** begin PROVIDED TEXT **

The Eleventh Sunday after Pentecost (Yr B) August 9, 2015


A Reading from the Second Book of Samuel (18:5-9, 15, 31-33)


The king ordered Joab and Abishai and Ittai, saying, “Deal gently for my sake with the young man Absalom.” And all the people heard when the king gave orders to all the commanders concerning Absalom. So the army went out into the field against Israel; and the battle was fought in the forest of Ephraim. The men of Israel were defeated there by the servants of David, and the slaughter there was great on that day, twenty thousand men. The battle spread over the face of all the country; and the forest claimed more victims that day than the sword. Absalom happened to meet the servants of David.  Absalom was riding on his mule, and the mule went under the thick branches of a great oak. His head caught fast in the oak, and he was left hanging between heaven and earth, while the mule that was under him went on. And ten young men, Joab’s armor-bearers, surrounded Absalom and struck him, and killed him. Then the Cushite came; and the Cushite said, “Good tidings for my lord the king! For the Lord has vindicated you this day, delivering you from the power of all who rose up against you.” The king said to the Cushite, “Is it well with the young man Absalom?” The Cushite answered, “May the enemies of my lord the king, and all who rise up to do you harm, be like that young man.” The king was deeply moved, and went up to the chamber over the gate, and wept; and as he went, he said, “O my son Absalom, my son, my son Absalom! Would I had died instead of you, O Absalom, my son, my son!”

** end PROVIDED TEXT **
** begin SUPPLIED ENTRIES **

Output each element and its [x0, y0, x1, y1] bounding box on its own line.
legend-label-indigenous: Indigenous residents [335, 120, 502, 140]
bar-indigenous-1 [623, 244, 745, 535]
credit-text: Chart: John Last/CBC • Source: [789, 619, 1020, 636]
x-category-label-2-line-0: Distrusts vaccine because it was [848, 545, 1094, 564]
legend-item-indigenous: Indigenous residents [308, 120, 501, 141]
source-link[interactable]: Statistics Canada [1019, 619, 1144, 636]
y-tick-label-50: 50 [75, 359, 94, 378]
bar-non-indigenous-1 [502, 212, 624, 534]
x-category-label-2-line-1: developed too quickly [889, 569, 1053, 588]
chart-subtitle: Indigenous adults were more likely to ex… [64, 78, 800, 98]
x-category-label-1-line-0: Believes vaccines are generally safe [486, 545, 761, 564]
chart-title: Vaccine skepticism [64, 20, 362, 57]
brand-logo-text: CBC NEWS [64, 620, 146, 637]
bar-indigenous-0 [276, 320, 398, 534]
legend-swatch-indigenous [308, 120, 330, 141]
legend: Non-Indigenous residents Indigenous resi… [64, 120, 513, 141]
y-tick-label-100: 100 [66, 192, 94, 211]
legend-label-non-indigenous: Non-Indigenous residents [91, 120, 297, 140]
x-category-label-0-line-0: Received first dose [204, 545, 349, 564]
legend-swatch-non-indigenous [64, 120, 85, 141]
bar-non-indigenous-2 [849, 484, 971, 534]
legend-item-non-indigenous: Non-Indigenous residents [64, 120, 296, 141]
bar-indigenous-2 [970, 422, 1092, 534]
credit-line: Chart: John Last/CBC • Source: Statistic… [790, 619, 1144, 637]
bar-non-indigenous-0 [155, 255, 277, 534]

** end SUPPLIED ENTRIES **

◆ **REQUIREMENT**
Reproduce the Eleventh Sunday after Pentecost reading above, from its heading through the last line, word for word.

◆ **COMPLETED EXERCISE**
The Eleventh Sunday after Pentecost (Yr B) August 9, 2015


A Reading from the Second Book of Samuel (18:5-9, 15, 31-33)


The king ordered Joab and Abishai and Ittai, saying, “Deal gently for my sake with the young man Absalom.” And all the people heard when the king gave orders to all the commanders concerning Absalom. So the army went out into the field against Israel; and the battle was fought in the forest of Ephraim. The men of Israel were defeated there by the servants of David, and the slaughter there was great on that day, twenty thousand men. The battle spread over the face of all the country; and the forest claimed more victims that day than the sword. Absalom happened to meet the servants of David.  Absalom was riding on his mule, and the mule went under the thick branches of a great oak. His head caught fast in the oak, and he was left hanging between heaven and earth, while the mule that was under him went on. And ten young men, Joab’s armor-bearers, surrounded Absalom and struck him, and killed him. Then the Cushite came; and the Cushite said, “Good tidings for my lord the king! For the Lord has vindicated you this day, delivering you from the power of all who rose up against you.” The king said to the Cushite, “Is it well with the young man Absalom?” The Cushite answered, “May the enemies of my lord the king, and all who rise up to do you harm, be like that young man.” The king was deeply moved, and went up to the chamber over the gate, and wept; and as he went, he said, “O my son Absalom, my son, my son Absalom! Would I had died instead of you, O Absalom, my son, my son!”